Objective:
Leave out the pictures and copy everything else below exactly.

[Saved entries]

— start —

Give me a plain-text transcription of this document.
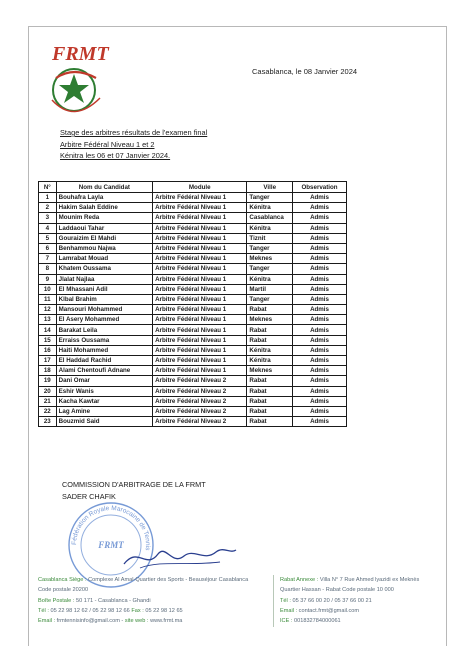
FRMT
Casablanca, le 08 Janvier 2024
Stage des arbitres résultats de l'examen final
Arbitre Fédéral Niveau 1 et 2
Kénitra les 06 et 07 Janvier 2024.
N°	Nom du Candidat	Module	Ville	Observation
1	Bouhafra Layla	Arbitre Fédéral Niveau 1	Tanger	Admis
2	Hakim Salah Eddine	Arbitre Fédéral Niveau 1	Kénitra	Admis
3	Mounim Reda	Arbitre Fédéral Niveau 1	Casablanca	Admis
4	Laddaoui Tahar	Arbitre Fédéral Niveau 1	Kénitra	Admis
5	Gouraizim El Mahdi	Arbitre Fédéral Niveau 1	Tiznit	Admis
6	Benhammou Najwa	Arbitre Fédéral Niveau 1	Tanger	Admis
7	Lamrabat Mouad	Arbitre Fédéral Niveau 1	Meknes	Admis
8	Khatem Oussama	Arbitre Fédéral Niveau 1	Tanger	Admis
9	Jlalat Najlaa	Arbitre Fédéral Niveau 1	Kénitra	Admis
10	El Mhassani Adil	Arbitre Fédéral Niveau 1	Martil	Admis
11	Klbal Brahim	Arbitre Fédéral Niveau 1	Tanger	Admis
12	Mansouri Mohammed	Arbitre Fédéral Niveau 1	Rabat	Admis
13	El Asery Mohammed	Arbitre Fédéral Niveau 1	Meknes	Admis
14	Barakat Leila	Arbitre Fédéral Niveau 1	Rabat	Admis
15	Erraiss Oussama	Arbitre Fédéral Niveau 1	Rabat	Admis
16	Haiti Mohammed	Arbitre Fédéral Niveau 1	Kénitra	Admis
17	El Haddad Rachid	Arbitre Fédéral Niveau 1	Kénitra	Admis
18	Alami Chentoufi Adnane	Arbitre Fédéral Niveau 1	Meknes	Admis
19	Dani Omar	Arbitre Fédéral Niveau 2	Rabat	Admis
20	Eshir Wanis	Arbitre Fédéral Niveau 2	Rabat	Admis
21	Kacha Kawtar	Arbitre Fédéral Niveau 2	Rabat	Admis
22	Lag Amine	Arbitre Fédéral Niveau 2	Rabat	Admis
23	Bouzmid Said	Arbitre Fédéral Niveau 2	Rabat	Admis
COMMISSION D'ARBITRAGE DE LA FRMT
SADER CHAFIK
Fédération Royale Marocaine de Tennis
FRMT
Casablanca Siège : Complexe Al Amal-Quartier des Sports - Beauséjour Casablanca
Code postale 20200
Boîte Postale : 50 171 - Casablanca - Ghandi
Tél : 05 22 98 12 62 / 05 22 98 12 66 Fax : 05 22 98 12 65
Email : frmtennisinfo@gmail.com - site web : www.frmt.ma
Rabat Annexe : Villa N° 7 Rue Ahmed lyazidi ex Meknès
Quartier Hassan - Rabat Code postale 10 000
Tél : 05 37 66 00 20 / 05 37 66 00 21
Email : contact.frmt@gmail.com
ICE : 001832784000061
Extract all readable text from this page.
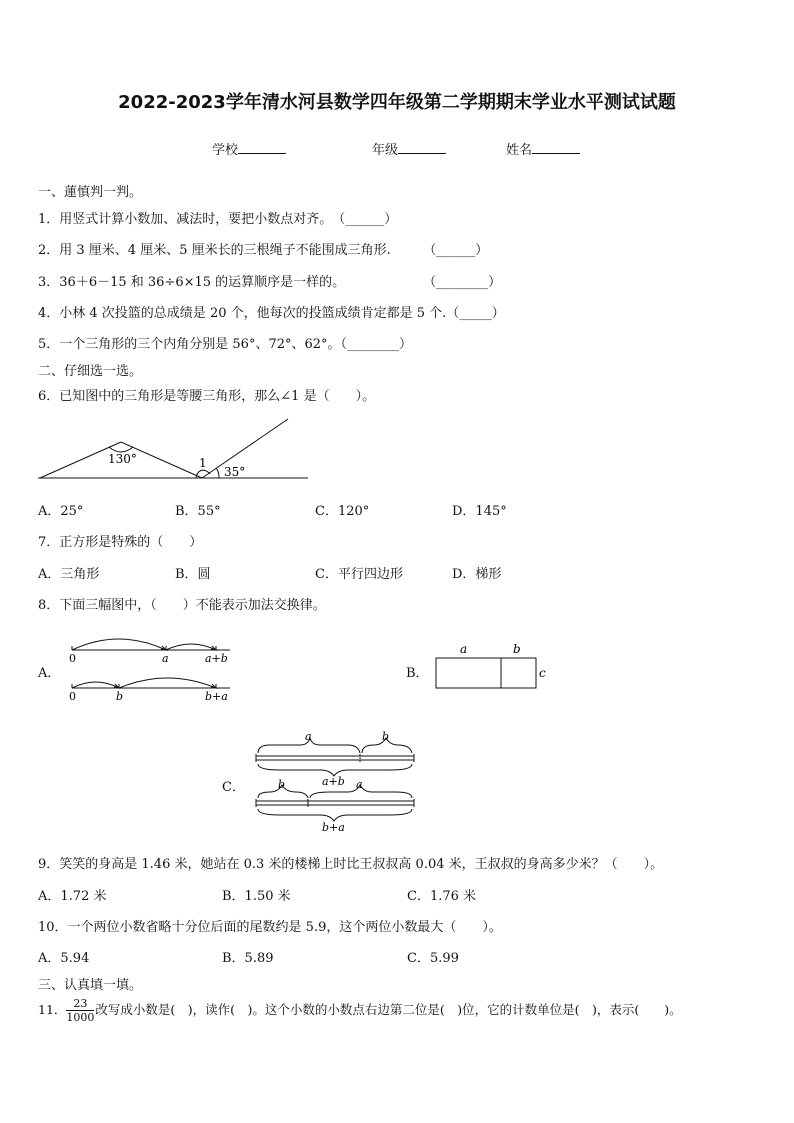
2022-2023学年清水河县数学四年级第二学期期末学业水平测试试题
学校	年级	姓名
一、蓮慎判一判。
1．用竖式计算小数加、减法时，要把小数点对齐。　（______）
2．用 3 厘米、4 厘米、5 厘米长的三根绳子不能围成三角形.　　　（______）
3．36＋6－15 和 36÷6×15 的运算顺序是一样的。　　　　　　　（________）
4．小林 4 次投篮的总成绩是 20 个，他每次的投篮成绩肯定都是 5 个.（_____）
5．一个三角形的三个内角分别是 56°、72°、62°。（________）
二、仔细选一选。
6．已知图中的三角形是等腰三角形，那么∠1 是（　　）。
130°	1
35°
A．25°	B．55°	C．120°	D．145°
7．正方形是特殊的（　　）
A．三角形	B．圆	C．平行四边形	D．梯形
8．下面三幅图中，（　　）不能表示加法交换律。
A．
0	a	a+b
0	b	b+a
B．
a	b
c
C．
a	b
a+b
b	a
b+a
9．笑笑的身高是 1.46 米，她站在 0.3 米的楼梯上时比王叔叔高 0.04 米，王叔叔的身高多少米？（　　）。
A．1.72 米	B．1.50 米	C．1.76 米
10．一个两位小数省略十分位后面的尾数约是 5.9，这个两位小数最大（　　）。
A．5.94	B．5.89	C．5.99
三、认真填一填。
11． $\frac{23}{1000}$ 改写成小数是(　)，读作(　)。这个小数的小数点右边第二位是(　)位，它的计数单位是(　)，表示(　　)。
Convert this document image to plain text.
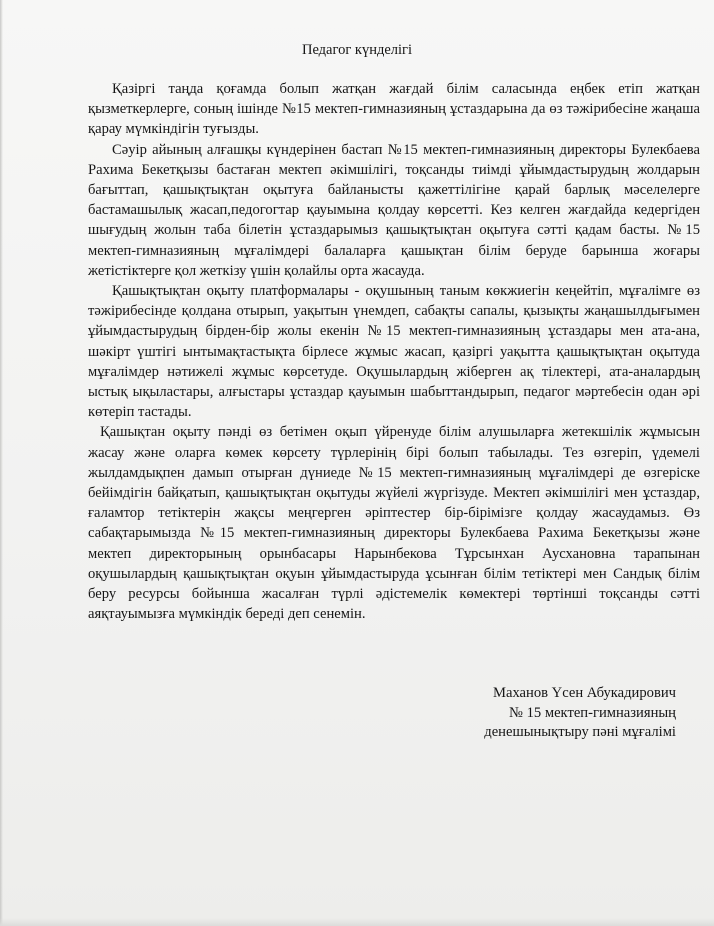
Педагог күнделігі

Қазіргі таңда қоғамда болып жатқан жағдай білім саласында еңбек етіп жатқан қызметкерлерге, соның ішінде №15 мектеп-гимназияның ұстаздарына да өз тәжірибесіне жаңаша қарау мүмкіндігін туғызды.

Сәуір айының алғашқы күндерінен бастап №15 мектеп-гимназияның директоры Булекбаева Рахима Бекетқызы бастаған мектеп әкімшілігі, тоқсанды тиімді ұйымдастырудың жолдарын бағыттап, қашықтықтан оқытуға байланысты қажеттілігіне қарай барлық мәселелерге бастамашылық жасап,педогогтар қауымына қолдау көрсетті. Кез келген жағдайда кедергіден шығудың жолын таба білетін ұстаздарымыз қашықтықтан оқытуға сәтті қадам басты. №15 мектеп-гимназияның мұғалімдері балаларға қашықтан білім беруде барынша жоғары жетістіктерге қол жеткізу үшін қолайлы орта жасауда.

Қашықтықтан оқыту платформалары - оқушының таным көкжиегін кеңейтіп, мұғалімге өз тәжірибесінде қолдана отырып, уақытын үнемдеп, сабақты сапалы, қызықты жаңашылдығымен ұйымдастырудың бірден-бір жолы екенін №15 мектеп-гимназияның ұстаздары мен ата-ана, шәкірт үштігі ынтымақтастықта бірлесе жұмыс жасап, қазіргі уақытта қашықтықтан оқытуда мұғалімдер нәтижелі жұмыс көрсетуде. Оқушылардың жіберген ақ тілектері, ата-аналардың ыстық ықыластары, алғыстары ұстаздар қауымын шабыттандырып, педагог мәртебесін одан әрі көтеріп тастады.

Қашықтан оқыту пәнді өз бетімен оқып үйренуде білім алушыларға жетекшілік жұмысын жасау және оларға көмек көрсету түрлерінің бірі болып табылады. Тез өзгеріп, үдемелі жылдамдықпен дамып отырған дүниеде №15 мектеп-гимназияның мұғалімдері де өзгеріске бейімдігін байқатып, қашықтықтан оқытуды жүйелі жүргізуде. Мектеп әкімшілігі мен ұстаздар, ғаламтор тетіктерін жақсы меңгерген әріптестер бір-бірімізге қолдау жасаудамыз. Өз сабақтарымызда №15 мектеп-гимназияның директоры Булекбаева Рахима Бекетқызы және мектеп директорының орынбасары Нарынбекова Тұрсынхан Аусхановна тарапынан оқушылардың қашықтықтан оқуын ұйымдастыруда ұсынған білім тетіктері мен Сандық білім беру ресурсы бойынша жасалған түрлі әдістемелік көмектері төртінші тоқсанды сәтті аяқтауымызға мүмкіндік береді деп сенемін.

Маханов Үсен Абукадирович
№ 15 мектеп-гимназияның
денешынықтыру пәні мұғалімі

— end —

Exercise solution:
Give me a plain-text transcription of this document.
FRMT
Casablanca, le 08 Janvier 2024
Stage des arbitres résultats de l'examen final
Arbitre Fédéral Niveau 1 et 2
Kénitra les 06 et 07 Janvier 2024.
N°	Nom du Candidat	Module	Ville	Observation
1	Bouhafra Layla	Arbitre Fédéral Niveau 1	Tanger	Admis
2	Hakim Salah Eddine	Arbitre Fédéral Niveau 1	Kénitra	Admis
3	Mounim Reda	Arbitre Fédéral Niveau 1	Casablanca	Admis
4	Laddaoui Tahar	Arbitre Fédéral Niveau 1	Kénitra	Admis
5	Gouraizim El Mahdi	Arbitre Fédéral Niveau 1	Tiznit	Admis
6	Benhammou Najwa	Arbitre Fédéral Niveau 1	Tanger	Admis
7	Lamrabat Mouad	Arbitre Fédéral Niveau 1	Meknes	Admis
8	Khatem Oussama	Arbitre Fédéral Niveau 1	Tanger	Admis
9	Jlalat Najlaa	Arbitre Fédéral Niveau 1	Kénitra	Admis
10	El Mhassani Adil	Arbitre Fédéral Niveau 1	Martil	Admis
11	Klbal Brahim	Arbitre Fédéral Niveau 1	Tanger	Admis
12	Mansouri Mohammed	Arbitre Fédéral Niveau 1	Rabat	Admis
13	El Asery Mohammed	Arbitre Fédéral Niveau 1	Meknes	Admis
14	Barakat Leila	Arbitre Fédéral Niveau 1	Rabat	Admis
15	Erraiss Oussama	Arbitre Fédéral Niveau 1	Rabat	Admis
16	Haiti Mohammed	Arbitre Fédéral Niveau 1	Kénitra	Admis
17	El Haddad Rachid	Arbitre Fédéral Niveau 1	Kénitra	Admis
18	Alami Chentoufi Adnane	Arbitre Fédéral Niveau 1	Meknes	Admis
19	Dani Omar	Arbitre Fédéral Niveau 2	Rabat	Admis
20	Eshir Wanis	Arbitre Fédéral Niveau 2	Rabat	Admis
21	Kacha Kawtar	Arbitre Fédéral Niveau 2	Rabat	Admis
22	Lag Amine	Arbitre Fédéral Niveau 2	Rabat	Admis
23	Bouzmid Said	Arbitre Fédéral Niveau 2	Rabat	Admis
COMMISSION D'ARBITRAGE DE LA FRMT
SADER CHAFIK
Fédération Royale Marocaine de Tennis
FRMT
Casablanca Siège : Complexe Al Amal-Quartier des Sports - Beauséjour Casablanca
Code postale 20200
Boîte Postale : 50 171 - Casablanca - Ghandi
Tél : 05 22 98 12 62 / 05 22 98 12 66 Fax : 05 22 98 12 65
Email : frmtennisinfo@gmail.com - site web : www.frmt.ma
Rabat Annexe : Villa N° 7 Rue Ahmed lyazidi ex Meknès
Quartier Hassan - Rabat Code postale 10 000
Tél : 05 37 66 00 20 / 05 37 66 00 21
Email : contact.frmt@gmail.com
ICE : 001832784000061
Extract all readable text from this page.
2022-2023学年清水河县数学四年级第二学期期末学业水平测试试题
学校	年级	姓名
一、蓮慎判一判。
1．用竖式计算小数加、减法时，要把小数点对齐。　（______）
2．用 3 厘米、4 厘米、5 厘米长的三根绳子不能围成三角形.　　　（______）
3．36＋6－15 和 36÷6×15 的运算顺序是一样的。　　　　　　　（________）
4．小林 4 次投篮的总成绩是 20 个，他每次的投篮成绩肯定都是 5 个.（_____）
5．一个三角形的三个内角分别是 56°、72°、62°。（________）
二、仔细选一选。
6．已知图中的三角形是等腰三角形，那么∠1 是（　　）。
130°	1
35°
A．25°	B．55°	C．120°	D．145°
7．正方形是特殊的（　　）
A．三角形	B．圆	C．平行四边形	D．梯形
8．下面三幅图中，（　　）不能表示加法交换律。
A．
0	a	a+b
0	b	b+a
B．
a	b
c
C．
a	b
a+b
b	a
b+a
9．笑笑的身高是 1.46 米，她站在 0.3 米的楼梯上时比王叔叔高 0.04 米，王叔叔的身高多少米？（　　）。
A．1.72 米	B．1.50 米	C．1.76 米
10．一个两位小数省略十分位后面的尾数约是 5.9，这个两位小数最大（　　）。
A．5.94	B．5.89	C．5.99
三、认真填一填。
11． $\frac{23}{1000}$ 改写成小数是(　)，读作(　)。这个小数的小数点右边第二位是(　)位，它的计数单位是(　)，表示(　　)。
Convert this document image to plain text.
Педагог күнделігі

Қазіргі таңда қоғамда болып жатқан жағдай білім саласында еңбек етіп жатқан қызметкерлерге, соның ішінде №15 мектеп-гимназияның ұстаздарына да өз тәжірибесіне жаңаша қарау мүмкіндігін туғызды.

Сәуір айының алғашқы күндерінен бастап №15 мектеп-гимназияның директоры Булекбаева Рахима Бекетқызы бастаған мектеп әкімшілігі, тоқсанды тиімді ұйымдастырудың жолдарын бағыттап, қашықтықтан оқытуға байланысты қажеттілігіне қарай барлық мәселелерге бастамашылық жасап,педогогтар қауымына қолдау көрсетті. Кез келген жағдайда кедергіден шығудың жолын таба білетін ұстаздарымыз қашықтықтан оқытуға сәтті қадам басты. №15 мектеп-гимназияның мұғалімдері балаларға қашықтан білім беруде барынша жоғары жетістіктерге қол жеткізу үшін қолайлы орта жасауда.

Қашықтықтан оқыту платформалары - оқушының таным көкжиегін кеңейтіп, мұғалімге өз тәжірибесінде қолдана отырып, уақытын үнемдеп, сабақты сапалы, қызықты жаңашылдығымен ұйымдастырудың бірден-бір жолы екенін №15 мектеп-гимназияның ұстаздары мен ата-ана, шәкірт үштігі ынтымақтастықта бірлесе жұмыс жасап, қазіргі уақытта қашықтықтан оқытуда мұғалімдер нәтижелі жұмыс көрсетуде. Оқушылардың жіберген ақ тілектері, ата-аналардың ыстық ықыластары, алғыстары ұстаздар қауымын шабыттандырып, педагог мәртебесін одан әрі көтеріп тастады.

Қашықтан оқыту пәнді өз бетімен оқып үйренуде білім алушыларға жетекшілік жұмысын жасау және оларға көмек көрсету түрлерінің бірі болып табылады. Тез өзгеріп, үдемелі жылдамдықпен дамып отырған дүниеде №15 мектеп-гимназияның мұғалімдері де өзгеріске бейімдігін байқатып, қашықтықтан оқытуды жүйелі жүргізуде. Мектеп әкімшілігі мен ұстаздар, ғаламтор тетіктерін жақсы меңгерген әріптестер бір-бірімізге қолдау жасаудамыз. Өз сабақтарымызда №15 мектеп-гимназияның директоры Булекбаева Рахима Бекетқызы және мектеп директорының орынбасары Нарынбекова Тұрсынхан Аусхановна тарапынан оқушылардың қашықтықтан оқуын ұйымдастыруда ұсынған білім тетіктері мен Сандық білім беру ресурсы бойынша жасалған түрлі әдістемелік көмектері төртінші тоқсанды сәтті аяқтауымызға мүмкіндік береді деп сенемін.

Маханов Үсен Абукадирович
№ 15 мектеп-гимназияның
денешынықтыру пәні мұғалімі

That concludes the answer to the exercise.